■ PROVIDED RECORDS:
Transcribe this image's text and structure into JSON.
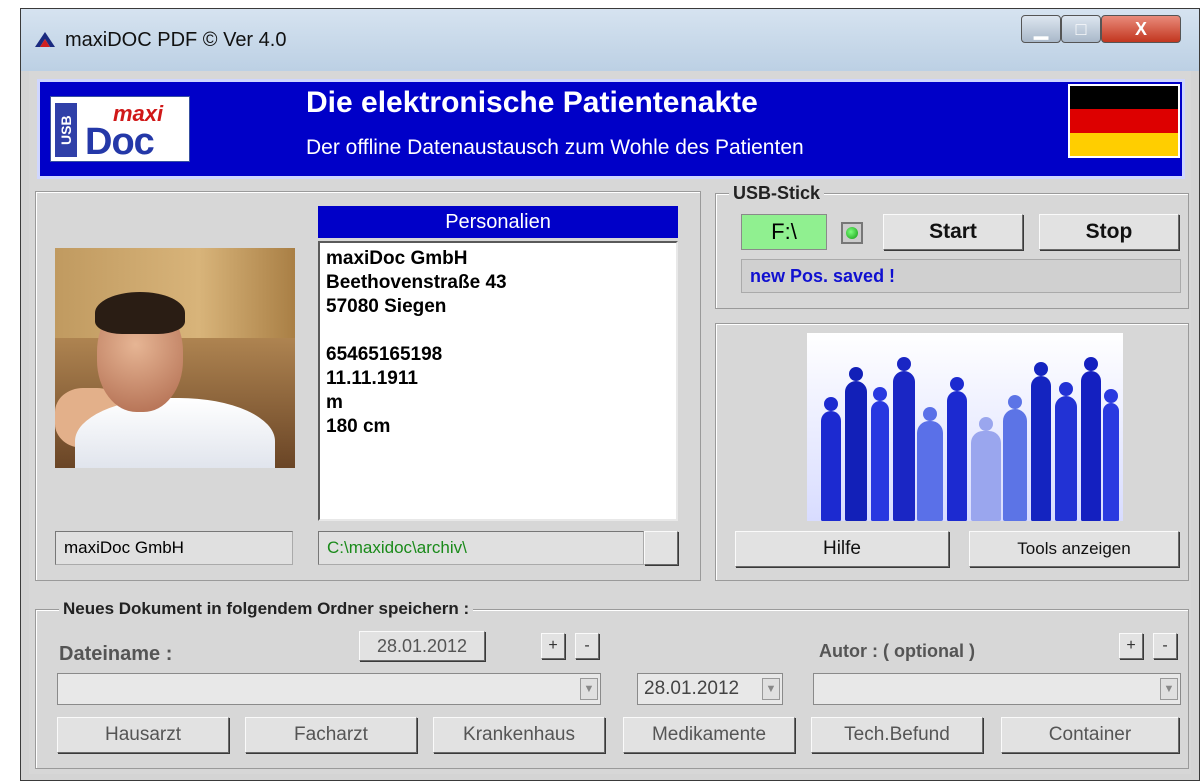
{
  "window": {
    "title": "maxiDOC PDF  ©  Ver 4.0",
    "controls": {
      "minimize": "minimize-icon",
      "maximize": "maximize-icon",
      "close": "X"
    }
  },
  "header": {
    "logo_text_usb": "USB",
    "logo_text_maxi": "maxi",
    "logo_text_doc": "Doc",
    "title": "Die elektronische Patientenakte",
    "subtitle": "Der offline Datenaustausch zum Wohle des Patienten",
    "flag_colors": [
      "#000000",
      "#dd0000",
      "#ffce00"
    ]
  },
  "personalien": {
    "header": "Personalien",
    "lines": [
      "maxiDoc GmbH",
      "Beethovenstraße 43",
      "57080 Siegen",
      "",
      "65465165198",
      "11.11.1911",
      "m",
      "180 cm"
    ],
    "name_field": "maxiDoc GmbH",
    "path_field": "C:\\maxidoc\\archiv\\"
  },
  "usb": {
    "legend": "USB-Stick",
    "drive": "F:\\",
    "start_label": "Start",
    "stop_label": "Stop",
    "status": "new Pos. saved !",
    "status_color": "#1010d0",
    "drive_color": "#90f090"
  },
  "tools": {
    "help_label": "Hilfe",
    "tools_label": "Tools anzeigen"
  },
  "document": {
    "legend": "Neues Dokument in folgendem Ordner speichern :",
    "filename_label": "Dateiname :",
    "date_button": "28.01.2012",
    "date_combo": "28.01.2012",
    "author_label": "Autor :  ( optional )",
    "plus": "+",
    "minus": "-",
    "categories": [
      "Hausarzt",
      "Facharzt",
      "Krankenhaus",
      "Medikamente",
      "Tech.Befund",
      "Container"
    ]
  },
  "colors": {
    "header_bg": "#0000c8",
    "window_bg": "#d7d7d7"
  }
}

■ DIRECTIONS: Without the pictures, output the full listing exactly as it stands.

■ TASK RESULT:
Transcribe this image's text and structure into JSON.
{
  "window": {
    "title": "maxiDOC PDF  ©  Ver 4.0",
    "controls": {
      "minimize": "minimize-icon",
      "maximize": "maximize-icon",
      "close": "X"
    }
  },
  "header": {
    "logo_text_usb": "USB",
    "logo_text_maxi": "maxi",
    "logo_text_doc": "Doc",
    "title": "Die elektronische Patientenakte",
    "subtitle": "Der offline Datenaustausch zum Wohle des Patienten",
    "flag_colors": [
      "#000000",
      "#dd0000",
      "#ffce00"
    ]
  },
  "personalien": {
    "header": "Personalien",
    "lines": [
      "maxiDoc GmbH",
      "Beethovenstraße 43",
      "57080 Siegen",
      "",
      "65465165198",
      "11.11.1911",
      "m",
      "180 cm"
    ],
    "name_field": "maxiDoc GmbH",
    "path_field": "C:\\maxidoc\\archiv\\"
  },
  "usb": {
    "legend": "USB-Stick",
    "drive": "F:\\",
    "start_label": "Start",
    "stop_label": "Stop",
    "status": "new Pos. saved !",
    "status_color": "#1010d0",
    "drive_color": "#90f090"
  },
  "tools": {
    "help_label": "Hilfe",
    "tools_label": "Tools anzeigen"
  },
  "document": {
    "legend": "Neues Dokument in folgendem Ordner speichern :",
    "filename_label": "Dateiname :",
    "date_button": "28.01.2012",
    "date_combo": "28.01.2012",
    "author_label": "Autor :  ( optional )",
    "plus": "+",
    "minus": "-",
    "categories": [
      "Hausarzt",
      "Facharzt",
      "Krankenhaus",
      "Medikamente",
      "Tech.Befund",
      "Container"
    ]
  },
  "colors": {
    "header_bg": "#0000c8",
    "window_bg": "#d7d7d7"
  }
}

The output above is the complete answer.